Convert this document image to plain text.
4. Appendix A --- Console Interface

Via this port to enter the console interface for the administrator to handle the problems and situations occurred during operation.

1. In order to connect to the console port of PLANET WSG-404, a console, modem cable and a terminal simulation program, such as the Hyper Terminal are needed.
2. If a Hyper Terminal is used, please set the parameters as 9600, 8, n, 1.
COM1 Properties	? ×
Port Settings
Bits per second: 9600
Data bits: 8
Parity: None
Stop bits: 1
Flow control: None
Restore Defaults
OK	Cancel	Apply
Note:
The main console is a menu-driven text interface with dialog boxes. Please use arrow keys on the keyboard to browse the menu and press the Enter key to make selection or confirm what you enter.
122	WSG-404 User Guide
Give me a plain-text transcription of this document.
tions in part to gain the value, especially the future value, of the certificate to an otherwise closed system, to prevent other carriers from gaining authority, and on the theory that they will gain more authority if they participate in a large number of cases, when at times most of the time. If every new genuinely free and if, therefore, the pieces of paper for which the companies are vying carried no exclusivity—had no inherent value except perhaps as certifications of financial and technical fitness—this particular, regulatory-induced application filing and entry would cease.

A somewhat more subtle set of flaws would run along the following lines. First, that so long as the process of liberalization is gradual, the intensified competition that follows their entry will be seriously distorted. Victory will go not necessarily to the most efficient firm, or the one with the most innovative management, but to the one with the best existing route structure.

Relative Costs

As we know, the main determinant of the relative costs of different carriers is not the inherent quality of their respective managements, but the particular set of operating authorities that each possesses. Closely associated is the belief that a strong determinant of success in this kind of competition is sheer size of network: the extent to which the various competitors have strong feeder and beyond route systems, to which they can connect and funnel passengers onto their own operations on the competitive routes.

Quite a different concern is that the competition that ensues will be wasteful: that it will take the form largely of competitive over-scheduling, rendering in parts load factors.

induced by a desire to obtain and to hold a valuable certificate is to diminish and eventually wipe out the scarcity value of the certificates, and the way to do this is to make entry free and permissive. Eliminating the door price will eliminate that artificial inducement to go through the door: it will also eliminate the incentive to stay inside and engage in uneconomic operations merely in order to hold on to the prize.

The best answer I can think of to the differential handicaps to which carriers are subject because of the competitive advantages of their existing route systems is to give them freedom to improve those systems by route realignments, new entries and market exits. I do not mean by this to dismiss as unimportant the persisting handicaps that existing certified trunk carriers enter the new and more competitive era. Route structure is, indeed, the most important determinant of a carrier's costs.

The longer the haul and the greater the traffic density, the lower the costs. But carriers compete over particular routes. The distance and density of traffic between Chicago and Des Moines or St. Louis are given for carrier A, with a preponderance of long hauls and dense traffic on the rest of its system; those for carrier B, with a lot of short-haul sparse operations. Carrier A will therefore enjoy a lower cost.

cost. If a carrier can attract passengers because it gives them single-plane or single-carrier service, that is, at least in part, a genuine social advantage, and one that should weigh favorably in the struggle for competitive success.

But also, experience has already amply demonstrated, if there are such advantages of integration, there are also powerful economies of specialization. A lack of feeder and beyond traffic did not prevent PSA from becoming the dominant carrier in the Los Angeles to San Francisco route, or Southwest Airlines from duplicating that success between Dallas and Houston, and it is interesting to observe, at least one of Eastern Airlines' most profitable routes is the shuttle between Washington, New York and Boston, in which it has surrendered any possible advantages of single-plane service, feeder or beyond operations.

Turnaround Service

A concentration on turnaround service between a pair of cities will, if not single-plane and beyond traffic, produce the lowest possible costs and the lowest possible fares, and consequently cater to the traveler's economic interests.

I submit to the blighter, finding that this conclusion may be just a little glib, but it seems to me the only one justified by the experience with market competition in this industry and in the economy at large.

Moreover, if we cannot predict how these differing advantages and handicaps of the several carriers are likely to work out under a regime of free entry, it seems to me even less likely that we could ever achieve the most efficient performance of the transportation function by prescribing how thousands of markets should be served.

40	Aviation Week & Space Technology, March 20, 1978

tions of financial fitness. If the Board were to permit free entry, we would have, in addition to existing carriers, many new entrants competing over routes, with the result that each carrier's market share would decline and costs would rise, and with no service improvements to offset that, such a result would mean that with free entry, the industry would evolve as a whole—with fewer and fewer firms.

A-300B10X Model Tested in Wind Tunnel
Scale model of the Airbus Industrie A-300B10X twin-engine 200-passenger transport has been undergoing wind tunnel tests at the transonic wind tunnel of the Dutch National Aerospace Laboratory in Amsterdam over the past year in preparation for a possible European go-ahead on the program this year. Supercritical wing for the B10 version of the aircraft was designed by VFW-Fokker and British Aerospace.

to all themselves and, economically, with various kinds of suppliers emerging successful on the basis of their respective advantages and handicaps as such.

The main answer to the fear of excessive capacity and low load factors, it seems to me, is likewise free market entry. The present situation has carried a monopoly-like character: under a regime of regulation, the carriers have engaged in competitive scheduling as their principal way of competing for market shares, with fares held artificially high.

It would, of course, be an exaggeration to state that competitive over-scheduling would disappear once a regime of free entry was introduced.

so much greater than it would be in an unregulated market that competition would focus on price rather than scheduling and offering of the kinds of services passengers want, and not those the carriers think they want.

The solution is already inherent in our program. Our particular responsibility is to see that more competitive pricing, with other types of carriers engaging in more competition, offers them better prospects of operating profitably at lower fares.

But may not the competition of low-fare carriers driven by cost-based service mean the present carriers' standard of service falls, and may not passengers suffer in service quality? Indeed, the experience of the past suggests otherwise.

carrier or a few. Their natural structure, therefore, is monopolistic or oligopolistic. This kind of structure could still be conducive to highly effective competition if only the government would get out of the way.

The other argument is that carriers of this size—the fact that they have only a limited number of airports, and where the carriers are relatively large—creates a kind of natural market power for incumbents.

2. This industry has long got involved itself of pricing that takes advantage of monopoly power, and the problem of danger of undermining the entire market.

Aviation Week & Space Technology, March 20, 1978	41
◇ ◇ ◇ ◇ ◇ ◇ ◇
Your task is to retype all the records above with nothing left out.

Convert this document image to plain text.
4. Appendix A --- Console Interface

Via this port to enter the console interface for the administrator to handle the problems and situations occurred during operation.

1. In order to connect to the console port of PLANET WSG-404, a console, modem cable and a terminal simulation program, such as the Hyper Terminal are needed.
2. If a Hyper Terminal is used, please set the parameters as 9600, 8, n, 1.
COM1 Properties	? ×
Port Settings
Bits per second: 9600
Data bits: 8
Parity: None
Stop bits: 1
Flow control: None
Restore Defaults
OK	Cancel	Apply
Note:
The main console is a menu-driven text interface with dialog boxes. Please use arrow keys on the keyboard to browse the menu and press the Enter key to make selection or confirm what you enter.
122	WSG-404 User Guide
Give me a plain-text transcription of this document.
tions in part to gain the value, especially the future value, of the certificate to an otherwise closed system, to prevent other carriers from gaining authority, and on the theory that they will gain more authority if they participate in a large number of cases, when at times most of the time. If every new genuinely free and if, therefore, the pieces of paper for which the companies are vying carried no exclusivity—had no inherent value except perhaps as certifications of financial and technical fitness—this particular, regulatory-induced application filing and entry would cease.

A somewhat more subtle set of flaws would run along the following lines. First, that so long as the process of liberalization is gradual, the intensified competition that follows their entry will be seriously distorted. Victory will go not necessarily to the most efficient firm, or the one with the most innovative management, but to the one with the best existing route structure.

Relative Costs

As we know, the main determinant of the relative costs of different carriers is not the inherent quality of their respective managements, but the particular set of operating authorities that each possesses. Closely associated is the belief that a strong determinant of success in this kind of competition is sheer size of network: the extent to which the various competitors have strong feeder and beyond route systems, to which they can connect and funnel passengers onto their own operations on the competitive routes.

Quite a different concern is that the competition that ensues will be wasteful: that it will take the form largely of competitive over-scheduling, rendering in parts load factors.

induced by a desire to obtain and to hold a valuable certificate is to diminish and eventually wipe out the scarcity value of the certificates, and the way to do this is to make entry free and permissive. Eliminating the door price will eliminate that artificial inducement to go through the door: it will also eliminate the incentive to stay inside and engage in uneconomic operations merely in order to hold on to the prize.

The best answer I can think of to the differential handicaps to which carriers are subject because of the competitive advantages of their existing route systems is to give them freedom to improve those systems by route realignments, new entries and market exits. I do not mean by this to dismiss as unimportant the persisting handicaps that existing certified trunk carriers enter the new and more competitive era. Route structure is, indeed, the most important determinant of a carrier's costs.

The longer the haul and the greater the traffic density, the lower the costs. But carriers compete over particular routes. The distance and density of traffic between Chicago and Des Moines or St. Louis are given for carrier A, with a preponderance of long hauls and dense traffic on the rest of its system; those for carrier B, with a lot of short-haul sparse operations. Carrier A will therefore enjoy a lower cost.

cost. If a carrier can attract passengers because it gives them single-plane or single-carrier service, that is, at least in part, a genuine social advantage, and one that should weigh favorably in the struggle for competitive success.

But also, experience has already amply demonstrated, if there are such advantages of integration, there are also powerful economies of specialization. A lack of feeder and beyond traffic did not prevent PSA from becoming the dominant carrier in the Los Angeles to San Francisco route, or Southwest Airlines from duplicating that success between Dallas and Houston, and it is interesting to observe, at least one of Eastern Airlines' most profitable routes is the shuttle between Washington, New York and Boston, in which it has surrendered any possible advantages of single-plane service, feeder or beyond operations.

Turnaround Service

A concentration on turnaround service between a pair of cities will, if not single-plane and beyond traffic, produce the lowest possible costs and the lowest possible fares, and consequently cater to the traveler's economic interests.

I submit to the blighter, finding that this conclusion may be just a little glib, but it seems to me the only one justified by the experience with market competition in this industry and in the economy at large.

Moreover, if we cannot predict how these differing advantages and handicaps of the several carriers are likely to work out under a regime of free entry, it seems to me even less likely that we could ever achieve the most efficient performance of the transportation function by prescribing how thousands of markets should be served.

40	Aviation Week & Space Technology, March 20, 1978

tions of financial fitness. If the Board were to permit free entry, we would have, in addition to existing carriers, many new entrants competing over routes, with the result that each carrier's market share would decline and costs would rise, and with no service improvements to offset that, such a result would mean that with free entry, the industry would evolve as a whole—with fewer and fewer firms.

A-300B10X Model Tested in Wind Tunnel
Scale model of the Airbus Industrie A-300B10X twin-engine 200-passenger transport has been undergoing wind tunnel tests at the transonic wind tunnel of the Dutch National Aerospace Laboratory in Amsterdam over the past year in preparation for a possible European go-ahead on the program this year. Supercritical wing for the B10 version of the aircraft was designed by VFW-Fokker and British Aerospace.

to all themselves and, economically, with various kinds of suppliers emerging successful on the basis of their respective advantages and handicaps as such.

The main answer to the fear of excessive capacity and low load factors, it seems to me, is likewise free market entry. The present situation has carried a monopoly-like character: under a regime of regulation, the carriers have engaged in competitive scheduling as their principal way of competing for market shares, with fares held artificially high.

It would, of course, be an exaggeration to state that competitive over-scheduling would disappear once a regime of free entry was introduced.

so much greater than it would be in an unregulated market that competition would focus on price rather than scheduling and offering of the kinds of services passengers want, and not those the carriers think they want.

The solution is already inherent in our program. Our particular responsibility is to see that more competitive pricing, with other types of carriers engaging in more competition, offers them better prospects of operating profitably at lower fares.

But may not the competition of low-fare carriers driven by cost-based service mean the present carriers' standard of service falls, and may not passengers suffer in service quality? Indeed, the experience of the past suggests otherwise.

carrier or a few. Their natural structure, therefore, is monopolistic or oligopolistic. This kind of structure could still be conducive to highly effective competition if only the government would get out of the way.

The other argument is that carriers of this size—the fact that they have only a limited number of airports, and where the carriers are relatively large—creates a kind of natural market power for incumbents.

2. This industry has long got involved itself of pricing that takes advantage of monopoly power, and the problem of danger of undermining the entire market.

Aviation Week & Space Technology, March 20, 1978	41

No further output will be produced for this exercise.